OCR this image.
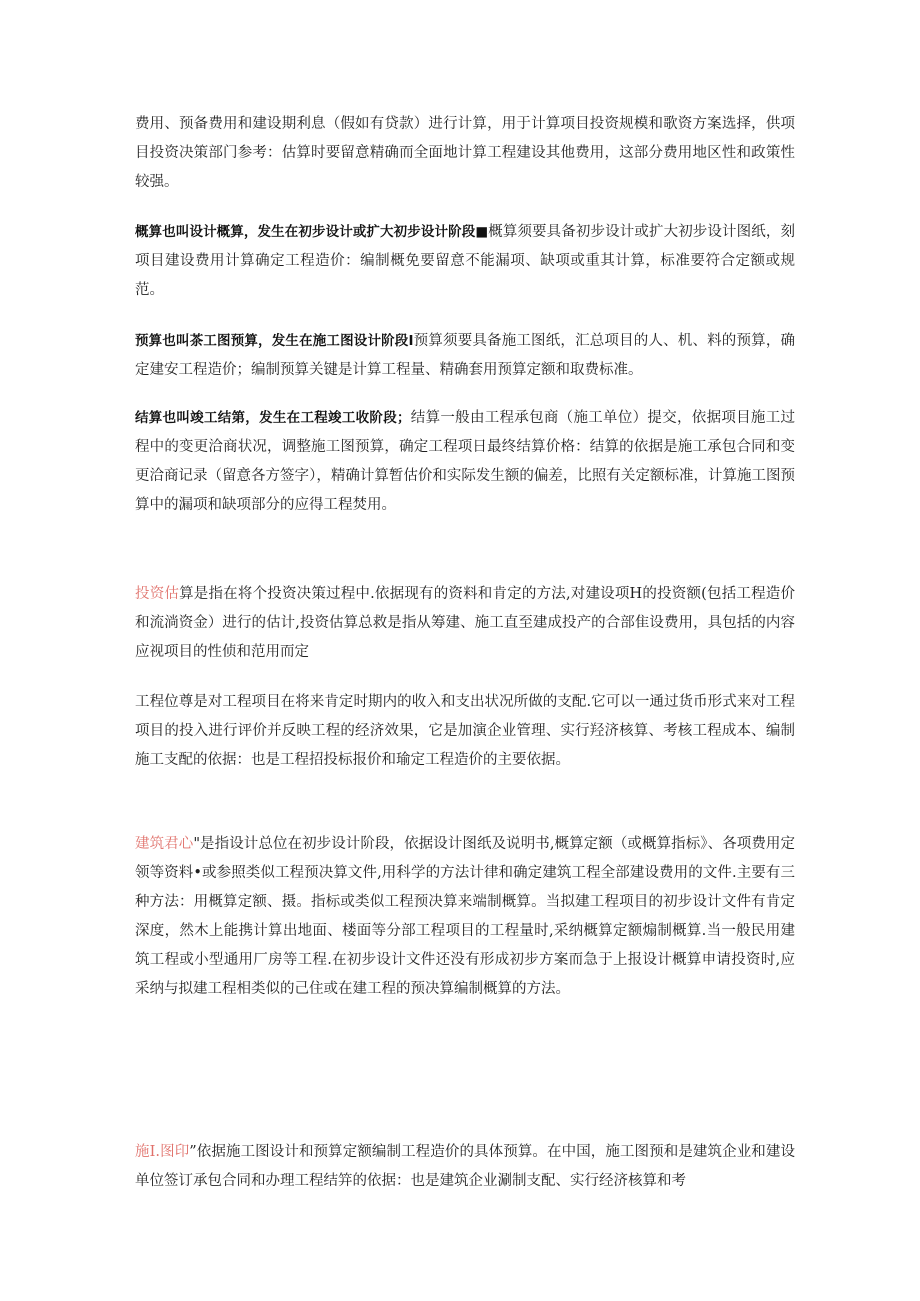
费用、预备费用和建设期利息（假如有贷款）进行计算，用于计算项目投资规模和歌资方案选择，供项目投资决策部门参考：估算时要留意精确而全面地计算工程建设其他费用，这部分费用地区性和政策性较强。

概算也叫设计概算，发生在初步设计或扩大初步设计阶段■概算须要具备初步设计或扩大初步设计图纸，刻项目建设费用计算确定工程造价：编制概免要留意不能漏项、缺项或重其计算，标准要符合定额或规范。

预算也叫茶工图预算，发生在施工图设计阶段Ⅰ预算须要具备施工图纸，汇总项目的人、机、料的预算，确定建安工程造价；编制预算关键是计算工程量、精确套用预算定额和取费标准。

结算也叫竣工结第，发生在工程竣工收阶段；结算一般由工程承包商（施工单位）提交，依据项目施工过程中的变更洽商状况，调整施工图预算，确定工程项日最终结算价格：结算的依据是施工承包合同和变更洽商记录（留意各方签字），精确计算暂估价和实际发生额的偏差，比照有关定额标准，计算施工图预算中的漏项和缺项部分的应得工程焚用。

投资估算是指在将个投资决策过程中.依据现有的资料和肯定的方法,对建设项H的投资额(包括工程造价和流淌资金）进行的估计,投资估算总救是指从筹建、施工直至建成投产的合部隹设费用，具包括的内容应视项目的性侦和范用而定

工程位尊是对工程项目在将来肯定时期内的收入和支出状况所做的支配.它可以一通过货币形式来对工程项目的投入进行评价并反映工程的经济效果，它是加演企业管理、实行羟济核算、考核工程成本、编制施工支配的依据：也是工程招投标报价和瑜定工程造价的主要依据。

建筑君心"是指设计总位在初步设计阶段，依据设计图纸及说明书,概算定额（或概算指标》、各项费用定领等资料•或参照类似工程预决算文件,用科学的方法计律和确定建筑工程全部建设费用的文件.主要有三种方法：用概算定额、摄。指标或类似工程预决算来端制概算。当拟建工程项目的初步设计文件有肯定深度，然木上能携计算出地面、楼面等分部工程项目的工程量时,采纳概算定额煽制概算.当一般民用建筑工程或小型通用厂房等工程.在初步设计文件还没有形成初步方案而急于上报设计概算申请投资时,应采纳与拟建工程相类似的己住或在建工程的预决算编制概算的方法。

施Ⅰ.图印”依据施工图设计和预算定额编制工程造价的具体预算。在中国，施工图预和是建筑企业和建设单位签订承包合同和办理工程结笄的依据：也是建筑企业涮制支配、实行经济核算和考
****************************************
- EXERCISE PROMPT
In your copy, leave out the pictures and reproduce the material above exactly.

- SOLUTION TO THE PROBLEM
OCR this image.
费用、预备费用和建设期利息（假如有贷款）进行计算，用于计算项目投资规模和歌资方案选择，供项目投资决策部门参考：估算时要留意精确而全面地计算工程建设其他费用，这部分费用地区性和政策性较强。

概算也叫设计概算，发生在初步设计或扩大初步设计阶段■概算须要具备初步设计或扩大初步设计图纸，刻项目建设费用计算确定工程造价：编制概免要留意不能漏项、缺项或重其计算，标准要符合定额或规范。

预算也叫茶工图预算，发生在施工图设计阶段Ⅰ预算须要具备施工图纸，汇总项目的人、机、料的预算，确定建安工程造价；编制预算关键是计算工程量、精确套用预算定额和取费标准。

结算也叫竣工结第，发生在工程竣工收阶段；结算一般由工程承包商（施工单位）提交，依据项目施工过程中的变更洽商状况，调整施工图预算，确定工程项日最终结算价格：结算的依据是施工承包合同和变更洽商记录（留意各方签字），精确计算暂估价和实际发生额的偏差，比照有关定额标准，计算施工图预算中的漏项和缺项部分的应得工程焚用。

投资估算是指在将个投资决策过程中.依据现有的资料和肯定的方法,对建设项H的投资额(包括工程造价和流淌资金）进行的估计,投资估算总救是指从筹建、施工直至建成投产的合部隹设费用，具包括的内容应视项目的性侦和范用而定

工程位尊是对工程项目在将来肯定时期内的收入和支出状况所做的支配.它可以一通过货币形式来对工程项目的投入进行评价并反映工程的经济效果，它是加演企业管理、实行羟济核算、考核工程成本、编制施工支配的依据：也是工程招投标报价和瑜定工程造价的主要依据。

建筑君心"是指设计总位在初步设计阶段，依据设计图纸及说明书,概算定额（或概算指标》、各项费用定领等资料•或参照类似工程预决算文件,用科学的方法计律和确定建筑工程全部建设费用的文件.主要有三种方法：用概算定额、摄。指标或类似工程预决算来端制概算。当拟建工程项目的初步设计文件有肯定深度，然木上能携计算出地面、楼面等分部工程项目的工程量时,采纳概算定额煽制概算.当一般民用建筑工程或小型通用厂房等工程.在初步设计文件还没有形成初步方案而急于上报设计概算申请投资时,应采纳与拟建工程相类似的己住或在建工程的预决算编制概算的方法。

施Ⅰ.图印”依据施工图设计和预算定额编制工程造价的具体预算。在中国，施工图预和是建筑企业和建设单位签订承包合同和办理工程结笄的依据：也是建筑企业涮制支配、实行经济核算和考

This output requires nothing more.